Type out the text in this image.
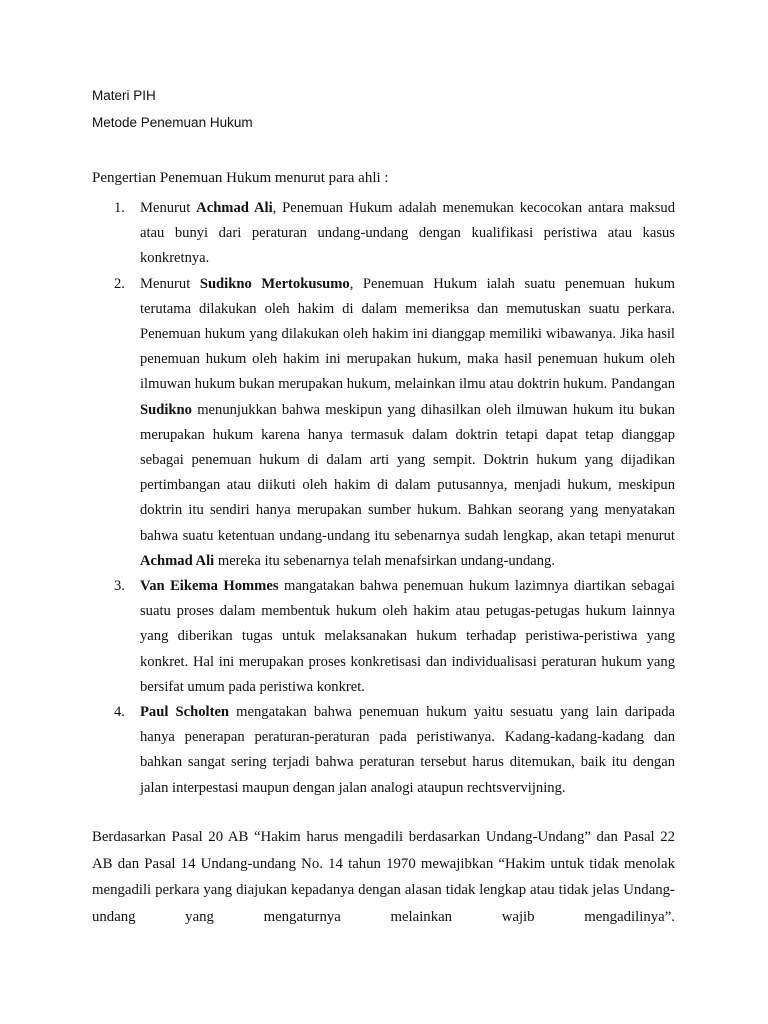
Materi PIH
Metode Penemuan Hukum
Pengertian Penemuan Hukum menurut para ahli :
1. Menurut Achmad Ali, Penemuan Hukum adalah menemukan kecocokan antara maksud atau bunyi dari peraturan undang-undang dengan kualifikasi peristiwa atau kasus konkretnya.

2. Menurut Sudikno Mertokusumo, Penemuan Hukum ialah suatu penemuan hukum terutama dilakukan oleh hakim di dalam memeriksa dan memutuskan suatu perkara. Penemuan hukum yang dilakukan oleh hakim ini dianggap memiliki wibawanya. Jika hasil penemuan hukum oleh hakim ini merupakan hukum, maka hasil penemuan hukum oleh ilmuwan hukum bukan merupakan hukum, melainkan ilmu atau doktrin hukum. Pandangan Sudikno menunjukkan bahwa meskipun yang dihasilkan oleh ilmuwan hukum itu bukan merupakan hukum karena hanya termasuk dalam doktrin tetapi dapat tetap dianggap sebagai penemuan hukum di dalam arti yang sempit. Doktrin hukum yang dijadikan pertimbangan atau diikuti oleh hakim di dalam putusannya, menjadi hukum, meskipun doktrin itu sendiri hanya merupakan sumber hukum. Bahkan seorang yang menyatakan bahwa suatu ketentuan undang-undang itu sebenarnya sudah lengkap, akan tetapi menurut Achmad Ali mereka itu sebenarnya telah menafsirkan undang-undang.

3. Van Eikema Hommes mangatakan bahwa penemuan hukum lazimnya diartikan sebagai suatu proses dalam membentuk hukum oleh hakim atau petugas-petugas hukum lainnya yang diberikan tugas untuk melaksanakan hukum terhadap peristiwa-peristiwa yang konkret. Hal ini merupakan proses konkretisasi dan individualisasi peraturan hukum yang bersifat umum pada peristiwa konkret.

4. Paul Scholten mengatakan bahwa penemuan hukum yaitu sesuatu yang lain daripada hanya penerapan peraturan-peraturan pada peristiwanya. Kadang-kadang-kadang dan bahkan sangat sering terjadi bahwa peraturan tersebut harus ditemukan, baik itu dengan jalan interpestasi maupun dengan jalan analogi ataupun rechtsvervijning.

Berdasarkan Pasal 20 AB “Hakim harus mengadili berdasarkan Undang-Undang” dan Pasal 22 AB dan Pasal 14 Undang-undang No. 14 tahun 1970 mewajibkan “Hakim untuk tidak menolak mengadili perkara yang diajukan kepadanya dengan alasan tidak lengkap atau tidak jelas Undang-undang yang mengaturnya melainkan wajib mengadilinya”.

========================

* _PROBLEM DESCRIPTION_
Return all of the entries word for word, but omit the pictures.

* _TASK OUTPUT_
Type out the text in this image.
Materi PIH
Metode Penemuan Hukum
Pengertian Penemuan Hukum menurut para ahli :
1. Menurut Achmad Ali, Penemuan Hukum adalah menemukan kecocokan antara maksud atau bunyi dari peraturan undang-undang dengan kualifikasi peristiwa atau kasus konkretnya.

2. Menurut Sudikno Mertokusumo, Penemuan Hukum ialah suatu penemuan hukum terutama dilakukan oleh hakim di dalam memeriksa dan memutuskan suatu perkara. Penemuan hukum yang dilakukan oleh hakim ini dianggap memiliki wibawanya. Jika hasil penemuan hukum oleh hakim ini merupakan hukum, maka hasil penemuan hukum oleh ilmuwan hukum bukan merupakan hukum, melainkan ilmu atau doktrin hukum. Pandangan Sudikno menunjukkan bahwa meskipun yang dihasilkan oleh ilmuwan hukum itu bukan merupakan hukum karena hanya termasuk dalam doktrin tetapi dapat tetap dianggap sebagai penemuan hukum di dalam arti yang sempit. Doktrin hukum yang dijadikan pertimbangan atau diikuti oleh hakim di dalam putusannya, menjadi hukum, meskipun doktrin itu sendiri hanya merupakan sumber hukum. Bahkan seorang yang menyatakan bahwa suatu ketentuan undang-undang itu sebenarnya sudah lengkap, akan tetapi menurut Achmad Ali mereka itu sebenarnya telah menafsirkan undang-undang.

3. Van Eikema Hommes mangatakan bahwa penemuan hukum lazimnya diartikan sebagai suatu proses dalam membentuk hukum oleh hakim atau petugas-petugas hukum lainnya yang diberikan tugas untuk melaksanakan hukum terhadap peristiwa-peristiwa yang konkret. Hal ini merupakan proses konkretisasi dan individualisasi peraturan hukum yang bersifat umum pada peristiwa konkret.

4. Paul Scholten mengatakan bahwa penemuan hukum yaitu sesuatu yang lain daripada hanya penerapan peraturan-peraturan pada peristiwanya. Kadang-kadang-kadang dan bahkan sangat sering terjadi bahwa peraturan tersebut harus ditemukan, baik itu dengan jalan interpestasi maupun dengan jalan analogi ataupun rechtsvervijning.

Berdasarkan Pasal 20 AB “Hakim harus mengadili berdasarkan Undang-Undang” dan Pasal 22 AB dan Pasal 14 Undang-undang No. 14 tahun 1970 mewajibkan “Hakim untuk tidak menolak mengadili perkara yang diajukan kepadanya dengan alasan tidak lengkap atau tidak jelas Undang-undang yang mengaturnya melainkan wajib mengadilinya”.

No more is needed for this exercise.